■ **PROBLEM DETAILS**: Go through the listing below and gather every line with the word "Antal".

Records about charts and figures
------------------------------------

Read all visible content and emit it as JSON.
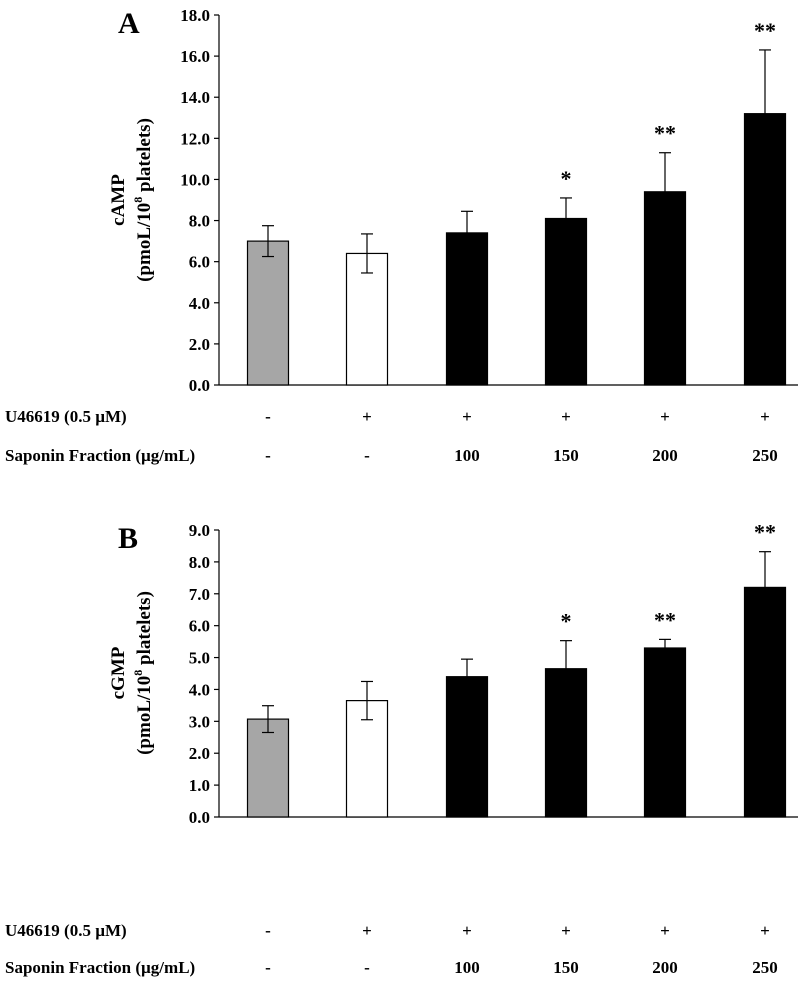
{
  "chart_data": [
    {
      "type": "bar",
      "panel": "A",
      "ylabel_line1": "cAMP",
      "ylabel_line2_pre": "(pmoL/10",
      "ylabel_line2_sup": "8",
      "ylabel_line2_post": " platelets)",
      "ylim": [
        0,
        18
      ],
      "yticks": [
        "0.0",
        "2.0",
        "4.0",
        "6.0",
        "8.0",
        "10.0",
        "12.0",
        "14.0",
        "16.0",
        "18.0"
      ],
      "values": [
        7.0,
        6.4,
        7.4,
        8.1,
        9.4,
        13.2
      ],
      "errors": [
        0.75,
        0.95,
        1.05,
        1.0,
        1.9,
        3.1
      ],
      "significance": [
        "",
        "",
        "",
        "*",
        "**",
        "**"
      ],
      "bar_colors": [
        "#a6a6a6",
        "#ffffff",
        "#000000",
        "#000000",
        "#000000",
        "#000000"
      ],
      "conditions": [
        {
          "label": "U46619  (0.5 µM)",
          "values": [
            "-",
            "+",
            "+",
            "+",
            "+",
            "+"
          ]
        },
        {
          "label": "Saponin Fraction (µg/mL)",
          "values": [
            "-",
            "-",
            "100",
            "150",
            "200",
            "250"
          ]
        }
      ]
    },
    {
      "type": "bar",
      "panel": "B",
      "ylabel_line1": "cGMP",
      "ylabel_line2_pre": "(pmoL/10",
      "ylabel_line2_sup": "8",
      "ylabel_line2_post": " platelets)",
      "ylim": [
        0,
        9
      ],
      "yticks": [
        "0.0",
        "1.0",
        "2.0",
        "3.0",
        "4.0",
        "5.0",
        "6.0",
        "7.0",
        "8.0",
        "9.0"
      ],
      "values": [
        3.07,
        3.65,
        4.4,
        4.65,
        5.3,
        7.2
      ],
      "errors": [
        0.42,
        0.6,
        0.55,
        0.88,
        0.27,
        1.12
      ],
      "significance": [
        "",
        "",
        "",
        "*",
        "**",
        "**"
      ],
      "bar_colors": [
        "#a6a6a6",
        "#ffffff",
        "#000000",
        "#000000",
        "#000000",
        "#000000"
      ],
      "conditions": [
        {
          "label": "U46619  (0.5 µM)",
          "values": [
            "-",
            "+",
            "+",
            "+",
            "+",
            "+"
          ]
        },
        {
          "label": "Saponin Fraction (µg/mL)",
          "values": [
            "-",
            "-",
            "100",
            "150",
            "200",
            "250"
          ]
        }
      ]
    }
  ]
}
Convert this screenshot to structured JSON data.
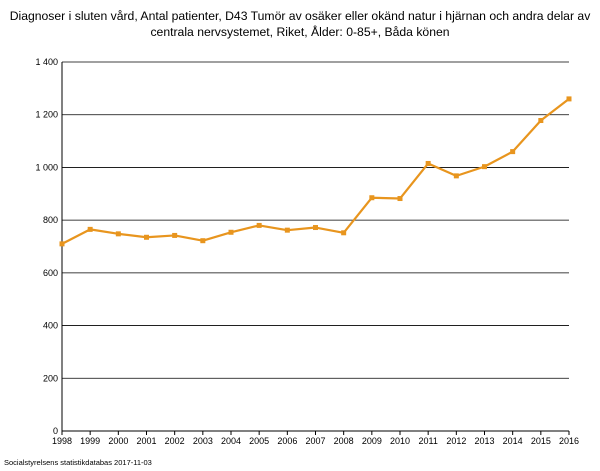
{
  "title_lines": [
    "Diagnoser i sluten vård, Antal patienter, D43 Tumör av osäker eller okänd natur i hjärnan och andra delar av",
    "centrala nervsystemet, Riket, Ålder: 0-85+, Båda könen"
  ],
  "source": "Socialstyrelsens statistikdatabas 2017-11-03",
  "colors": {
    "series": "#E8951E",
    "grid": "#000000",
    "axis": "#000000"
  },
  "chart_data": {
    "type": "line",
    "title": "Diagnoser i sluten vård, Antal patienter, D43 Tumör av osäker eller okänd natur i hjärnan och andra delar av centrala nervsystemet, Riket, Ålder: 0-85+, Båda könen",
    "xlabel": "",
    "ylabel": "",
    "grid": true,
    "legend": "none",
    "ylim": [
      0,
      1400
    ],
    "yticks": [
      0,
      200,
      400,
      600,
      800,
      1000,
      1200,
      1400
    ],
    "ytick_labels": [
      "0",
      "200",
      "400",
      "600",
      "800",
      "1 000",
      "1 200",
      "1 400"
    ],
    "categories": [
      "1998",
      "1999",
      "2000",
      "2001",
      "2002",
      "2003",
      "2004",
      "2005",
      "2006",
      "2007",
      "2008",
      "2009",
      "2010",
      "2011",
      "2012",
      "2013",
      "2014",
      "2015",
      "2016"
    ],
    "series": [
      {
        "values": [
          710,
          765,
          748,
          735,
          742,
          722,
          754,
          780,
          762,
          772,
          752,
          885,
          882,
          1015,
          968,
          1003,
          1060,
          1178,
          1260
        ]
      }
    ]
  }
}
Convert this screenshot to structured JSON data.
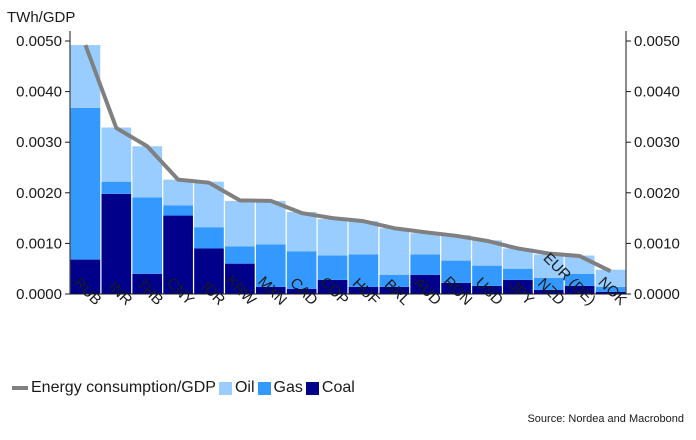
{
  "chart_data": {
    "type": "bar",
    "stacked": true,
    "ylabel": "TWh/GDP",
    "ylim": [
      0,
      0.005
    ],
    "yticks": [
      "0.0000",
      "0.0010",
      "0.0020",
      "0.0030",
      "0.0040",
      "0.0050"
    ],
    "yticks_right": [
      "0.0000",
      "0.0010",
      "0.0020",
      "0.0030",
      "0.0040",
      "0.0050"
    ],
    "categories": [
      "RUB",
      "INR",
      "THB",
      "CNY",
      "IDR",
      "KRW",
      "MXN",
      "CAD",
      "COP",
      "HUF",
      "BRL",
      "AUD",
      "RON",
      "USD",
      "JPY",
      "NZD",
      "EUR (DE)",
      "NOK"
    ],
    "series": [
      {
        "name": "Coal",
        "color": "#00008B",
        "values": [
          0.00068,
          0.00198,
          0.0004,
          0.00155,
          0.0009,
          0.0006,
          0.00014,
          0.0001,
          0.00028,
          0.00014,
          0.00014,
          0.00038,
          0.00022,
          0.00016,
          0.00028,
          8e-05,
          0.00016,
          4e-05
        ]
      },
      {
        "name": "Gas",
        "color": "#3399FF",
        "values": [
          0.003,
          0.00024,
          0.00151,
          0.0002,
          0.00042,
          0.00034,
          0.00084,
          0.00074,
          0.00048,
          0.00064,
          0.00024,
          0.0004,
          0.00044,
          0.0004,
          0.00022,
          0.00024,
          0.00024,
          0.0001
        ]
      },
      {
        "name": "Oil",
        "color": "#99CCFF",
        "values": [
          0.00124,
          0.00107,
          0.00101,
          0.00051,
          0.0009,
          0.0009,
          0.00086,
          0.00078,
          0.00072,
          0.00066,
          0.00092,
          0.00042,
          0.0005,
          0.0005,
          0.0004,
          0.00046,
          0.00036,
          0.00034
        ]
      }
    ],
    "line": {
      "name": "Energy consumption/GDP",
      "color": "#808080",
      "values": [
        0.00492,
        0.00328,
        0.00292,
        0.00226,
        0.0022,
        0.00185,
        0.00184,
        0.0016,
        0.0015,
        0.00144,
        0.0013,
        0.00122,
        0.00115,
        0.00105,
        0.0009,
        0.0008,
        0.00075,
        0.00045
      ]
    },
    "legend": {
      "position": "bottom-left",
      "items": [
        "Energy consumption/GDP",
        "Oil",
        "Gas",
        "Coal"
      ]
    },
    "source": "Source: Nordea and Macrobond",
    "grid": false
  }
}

------------------------------------

■ **ANSWER IN FULL**:
    "Diagnoser i sluten vård, Antal patienter, D43 Tumör av osäker eller okänd natur i hjärnan och andra delar av",
    "title": "Diagnoser i sluten vård, Antal patienter, D43 Tumör av osäker eller okänd natur i hjärnan och andra delar av centrala nervsystemet, Riket, Ålder: 0-85+, Båda könen",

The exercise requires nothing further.